TASK DATA:
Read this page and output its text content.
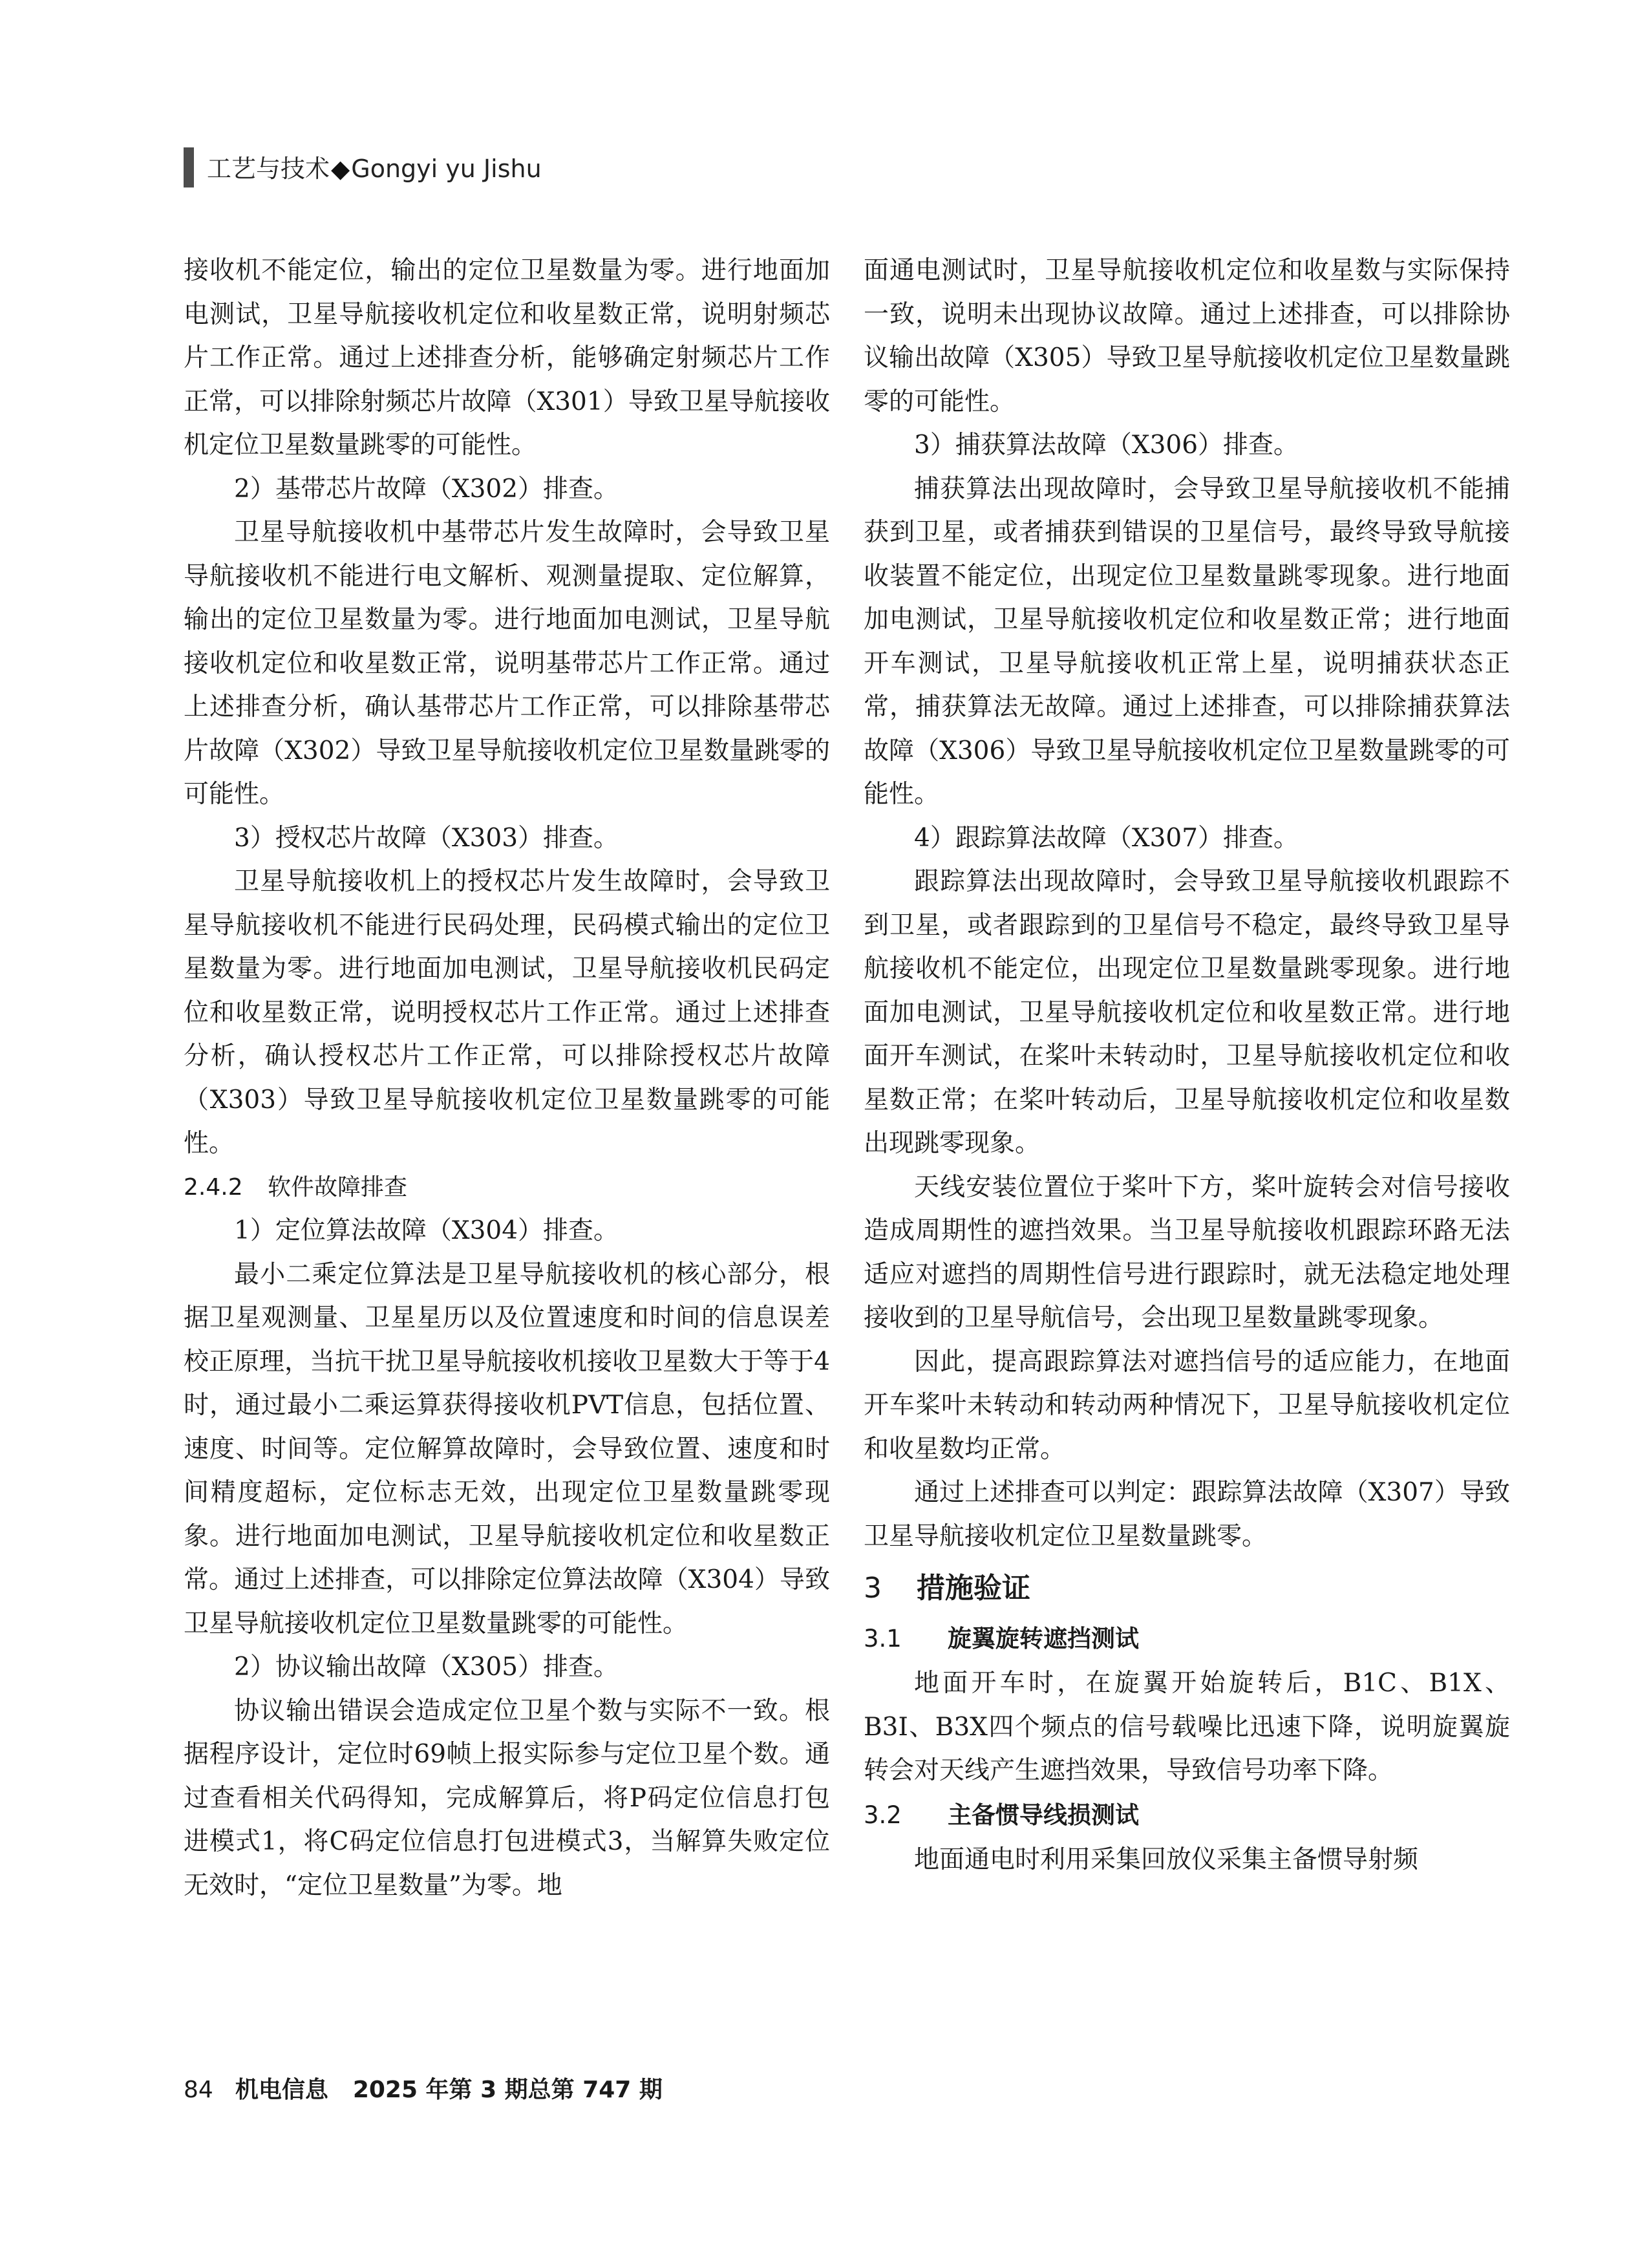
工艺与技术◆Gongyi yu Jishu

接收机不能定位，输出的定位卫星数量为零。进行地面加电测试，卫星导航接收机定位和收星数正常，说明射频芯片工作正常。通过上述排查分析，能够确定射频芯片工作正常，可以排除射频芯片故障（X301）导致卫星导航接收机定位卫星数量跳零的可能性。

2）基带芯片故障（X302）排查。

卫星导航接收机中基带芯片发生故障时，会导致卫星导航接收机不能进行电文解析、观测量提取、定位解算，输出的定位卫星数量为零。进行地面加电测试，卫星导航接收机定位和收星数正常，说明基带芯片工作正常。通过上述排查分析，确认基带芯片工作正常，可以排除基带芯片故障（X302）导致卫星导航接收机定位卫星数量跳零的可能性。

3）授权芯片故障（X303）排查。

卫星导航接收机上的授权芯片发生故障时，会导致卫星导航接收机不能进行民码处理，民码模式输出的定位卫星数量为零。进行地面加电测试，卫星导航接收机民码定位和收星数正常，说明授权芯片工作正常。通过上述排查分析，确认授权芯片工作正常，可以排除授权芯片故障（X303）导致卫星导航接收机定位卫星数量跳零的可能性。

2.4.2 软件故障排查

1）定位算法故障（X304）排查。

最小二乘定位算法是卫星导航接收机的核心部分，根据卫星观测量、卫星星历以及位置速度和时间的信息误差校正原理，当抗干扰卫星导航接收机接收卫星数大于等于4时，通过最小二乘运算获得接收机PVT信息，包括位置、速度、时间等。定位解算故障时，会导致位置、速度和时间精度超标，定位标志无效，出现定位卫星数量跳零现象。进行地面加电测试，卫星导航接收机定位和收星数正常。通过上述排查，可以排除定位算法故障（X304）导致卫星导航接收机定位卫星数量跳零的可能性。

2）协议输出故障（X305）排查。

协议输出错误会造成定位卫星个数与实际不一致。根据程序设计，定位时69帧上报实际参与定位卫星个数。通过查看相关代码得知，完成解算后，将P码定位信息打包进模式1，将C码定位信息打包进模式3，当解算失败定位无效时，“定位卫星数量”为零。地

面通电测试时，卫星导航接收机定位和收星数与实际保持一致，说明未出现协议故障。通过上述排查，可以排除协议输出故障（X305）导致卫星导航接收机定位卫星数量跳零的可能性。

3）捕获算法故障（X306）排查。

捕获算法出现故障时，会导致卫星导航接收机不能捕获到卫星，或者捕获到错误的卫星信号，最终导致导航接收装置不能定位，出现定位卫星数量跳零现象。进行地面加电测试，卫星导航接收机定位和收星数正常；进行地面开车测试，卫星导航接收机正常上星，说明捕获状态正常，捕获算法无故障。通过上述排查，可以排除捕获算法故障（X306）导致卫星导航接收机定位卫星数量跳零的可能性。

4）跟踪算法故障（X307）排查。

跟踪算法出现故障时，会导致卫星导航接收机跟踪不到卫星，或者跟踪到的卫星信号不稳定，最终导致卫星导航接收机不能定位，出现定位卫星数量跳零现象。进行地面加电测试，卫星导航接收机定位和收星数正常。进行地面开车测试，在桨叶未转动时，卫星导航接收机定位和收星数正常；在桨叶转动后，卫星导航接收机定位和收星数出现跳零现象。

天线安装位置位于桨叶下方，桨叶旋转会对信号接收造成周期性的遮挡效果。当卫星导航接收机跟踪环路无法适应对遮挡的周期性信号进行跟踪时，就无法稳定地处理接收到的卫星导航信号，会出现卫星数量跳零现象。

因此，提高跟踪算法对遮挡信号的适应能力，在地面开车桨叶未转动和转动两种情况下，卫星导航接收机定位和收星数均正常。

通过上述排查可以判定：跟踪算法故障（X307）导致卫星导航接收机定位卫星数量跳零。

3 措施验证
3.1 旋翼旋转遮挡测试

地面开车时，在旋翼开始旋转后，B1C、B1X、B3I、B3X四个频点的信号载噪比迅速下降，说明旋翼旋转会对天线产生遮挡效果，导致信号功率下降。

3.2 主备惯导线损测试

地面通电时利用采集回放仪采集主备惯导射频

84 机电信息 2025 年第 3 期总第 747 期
...
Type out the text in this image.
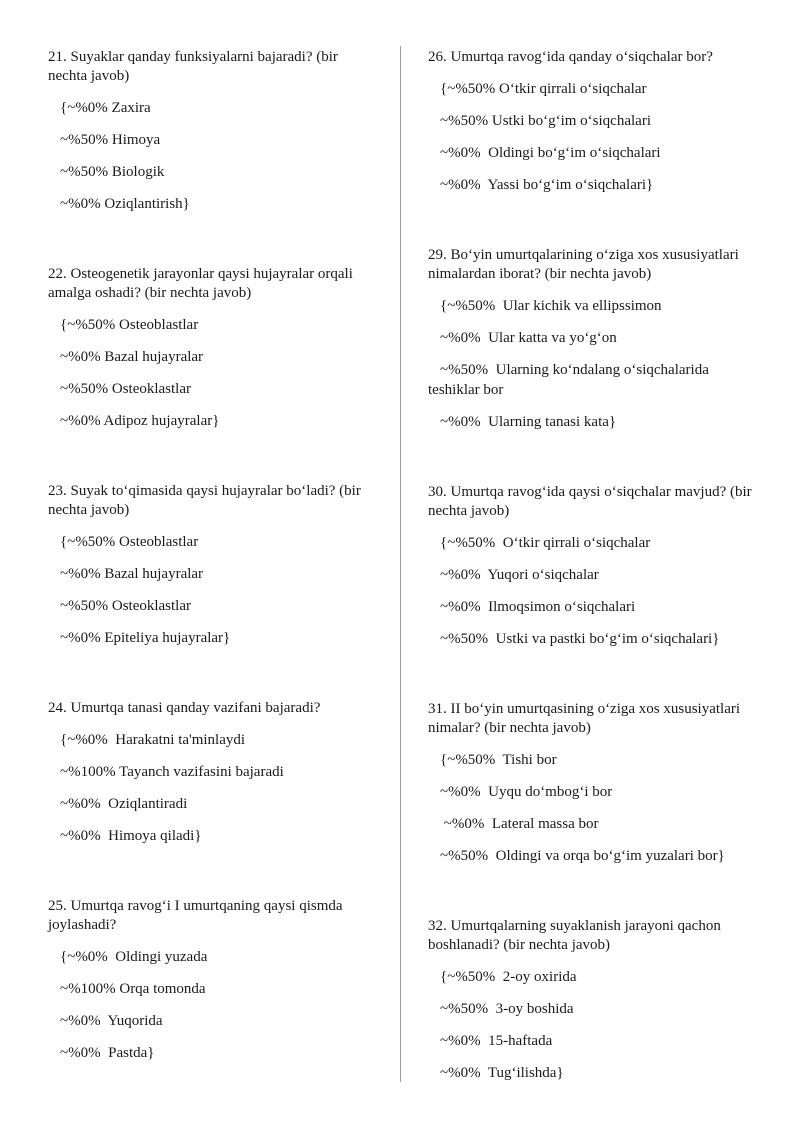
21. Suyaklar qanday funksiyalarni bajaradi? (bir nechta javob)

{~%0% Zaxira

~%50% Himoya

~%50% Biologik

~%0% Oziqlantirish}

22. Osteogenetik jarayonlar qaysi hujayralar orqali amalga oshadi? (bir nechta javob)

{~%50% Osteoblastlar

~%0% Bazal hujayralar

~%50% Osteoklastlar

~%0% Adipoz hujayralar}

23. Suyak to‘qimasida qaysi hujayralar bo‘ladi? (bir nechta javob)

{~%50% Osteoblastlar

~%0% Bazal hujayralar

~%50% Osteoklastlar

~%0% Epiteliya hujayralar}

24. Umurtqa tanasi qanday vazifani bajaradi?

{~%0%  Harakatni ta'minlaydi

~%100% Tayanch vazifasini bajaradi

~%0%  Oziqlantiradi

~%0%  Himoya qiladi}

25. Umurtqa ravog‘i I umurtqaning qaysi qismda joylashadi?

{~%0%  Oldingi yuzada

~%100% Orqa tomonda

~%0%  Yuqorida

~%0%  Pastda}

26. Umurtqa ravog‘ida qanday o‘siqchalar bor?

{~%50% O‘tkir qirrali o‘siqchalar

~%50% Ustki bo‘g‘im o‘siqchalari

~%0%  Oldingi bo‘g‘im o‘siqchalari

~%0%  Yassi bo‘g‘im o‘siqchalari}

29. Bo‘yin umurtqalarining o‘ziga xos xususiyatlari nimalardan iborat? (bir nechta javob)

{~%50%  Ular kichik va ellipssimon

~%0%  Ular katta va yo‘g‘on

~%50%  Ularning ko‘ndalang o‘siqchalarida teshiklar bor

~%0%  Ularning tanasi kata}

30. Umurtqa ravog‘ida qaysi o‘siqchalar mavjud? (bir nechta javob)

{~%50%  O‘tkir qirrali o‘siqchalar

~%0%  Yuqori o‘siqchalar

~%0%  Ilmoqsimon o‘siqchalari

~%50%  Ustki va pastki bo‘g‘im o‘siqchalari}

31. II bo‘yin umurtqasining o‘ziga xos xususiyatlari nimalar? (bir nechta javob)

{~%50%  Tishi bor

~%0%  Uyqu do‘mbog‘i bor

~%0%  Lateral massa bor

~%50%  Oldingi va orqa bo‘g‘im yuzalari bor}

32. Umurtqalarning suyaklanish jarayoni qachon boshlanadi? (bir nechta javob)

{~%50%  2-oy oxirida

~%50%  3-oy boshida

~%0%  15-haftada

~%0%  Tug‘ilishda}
---
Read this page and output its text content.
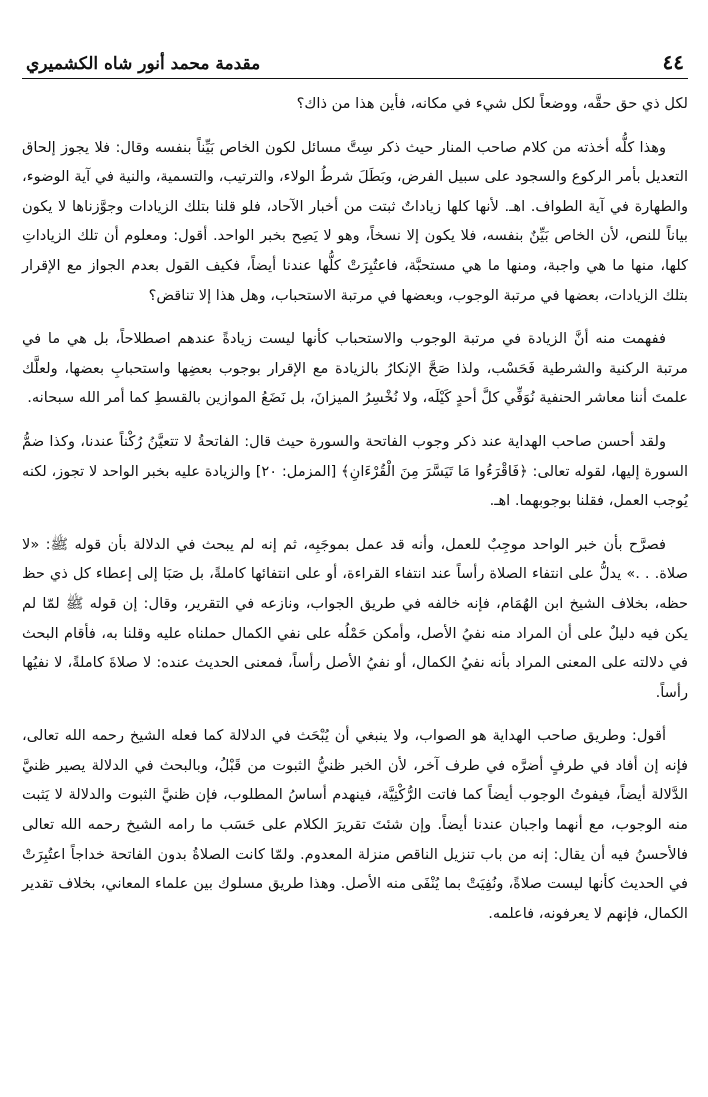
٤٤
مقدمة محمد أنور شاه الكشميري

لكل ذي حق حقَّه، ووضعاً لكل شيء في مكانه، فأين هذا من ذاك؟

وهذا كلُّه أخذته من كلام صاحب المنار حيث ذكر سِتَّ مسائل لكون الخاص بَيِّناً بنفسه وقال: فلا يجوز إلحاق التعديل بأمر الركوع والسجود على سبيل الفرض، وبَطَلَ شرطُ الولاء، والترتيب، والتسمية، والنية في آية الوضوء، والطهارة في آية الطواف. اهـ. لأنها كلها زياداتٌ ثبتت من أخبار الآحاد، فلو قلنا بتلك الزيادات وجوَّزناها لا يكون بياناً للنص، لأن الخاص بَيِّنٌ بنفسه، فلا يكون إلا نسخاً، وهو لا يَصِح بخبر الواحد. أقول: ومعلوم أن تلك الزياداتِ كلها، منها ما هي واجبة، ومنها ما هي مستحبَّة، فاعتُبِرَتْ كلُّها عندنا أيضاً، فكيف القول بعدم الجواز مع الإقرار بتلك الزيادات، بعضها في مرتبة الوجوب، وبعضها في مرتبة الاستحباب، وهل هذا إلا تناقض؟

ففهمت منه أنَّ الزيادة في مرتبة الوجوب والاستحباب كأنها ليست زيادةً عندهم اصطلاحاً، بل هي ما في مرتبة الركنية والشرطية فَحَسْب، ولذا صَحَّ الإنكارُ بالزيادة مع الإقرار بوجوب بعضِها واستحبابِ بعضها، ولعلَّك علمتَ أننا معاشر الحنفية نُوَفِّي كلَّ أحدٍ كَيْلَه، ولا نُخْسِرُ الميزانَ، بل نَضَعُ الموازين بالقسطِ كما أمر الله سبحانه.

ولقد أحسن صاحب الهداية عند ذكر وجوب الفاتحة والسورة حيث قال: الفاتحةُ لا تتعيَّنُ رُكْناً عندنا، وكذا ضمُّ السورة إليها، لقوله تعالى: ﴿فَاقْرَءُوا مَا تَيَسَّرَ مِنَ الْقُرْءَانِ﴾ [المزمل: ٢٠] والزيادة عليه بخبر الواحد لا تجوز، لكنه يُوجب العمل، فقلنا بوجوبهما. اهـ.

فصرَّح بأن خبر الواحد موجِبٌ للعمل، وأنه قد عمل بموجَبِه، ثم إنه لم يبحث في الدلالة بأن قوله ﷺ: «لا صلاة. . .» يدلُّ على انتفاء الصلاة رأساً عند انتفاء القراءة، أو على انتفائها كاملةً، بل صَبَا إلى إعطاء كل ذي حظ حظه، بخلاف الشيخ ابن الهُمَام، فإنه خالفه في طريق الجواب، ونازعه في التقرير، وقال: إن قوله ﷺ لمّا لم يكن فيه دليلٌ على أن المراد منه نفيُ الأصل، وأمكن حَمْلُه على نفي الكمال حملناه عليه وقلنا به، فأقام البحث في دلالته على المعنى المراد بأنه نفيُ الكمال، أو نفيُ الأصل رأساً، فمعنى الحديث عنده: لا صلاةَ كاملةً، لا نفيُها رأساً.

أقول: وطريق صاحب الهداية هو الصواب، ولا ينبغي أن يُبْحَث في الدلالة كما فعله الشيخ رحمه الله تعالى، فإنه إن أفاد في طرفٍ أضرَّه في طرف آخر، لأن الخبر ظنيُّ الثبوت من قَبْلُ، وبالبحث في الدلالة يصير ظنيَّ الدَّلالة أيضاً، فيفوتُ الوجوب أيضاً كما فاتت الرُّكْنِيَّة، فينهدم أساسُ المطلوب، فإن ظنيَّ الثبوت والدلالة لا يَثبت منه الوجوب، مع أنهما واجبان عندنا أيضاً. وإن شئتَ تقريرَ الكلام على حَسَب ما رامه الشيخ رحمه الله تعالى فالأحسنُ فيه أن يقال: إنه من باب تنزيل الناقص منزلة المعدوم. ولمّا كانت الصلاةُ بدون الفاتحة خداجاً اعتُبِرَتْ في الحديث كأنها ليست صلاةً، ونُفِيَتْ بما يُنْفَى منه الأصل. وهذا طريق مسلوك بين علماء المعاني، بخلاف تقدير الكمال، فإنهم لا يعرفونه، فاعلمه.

DIRECTIVE: Count the lines of the data that contain the string "tkir", and reply with that number alone.

FINISHED TASK: 2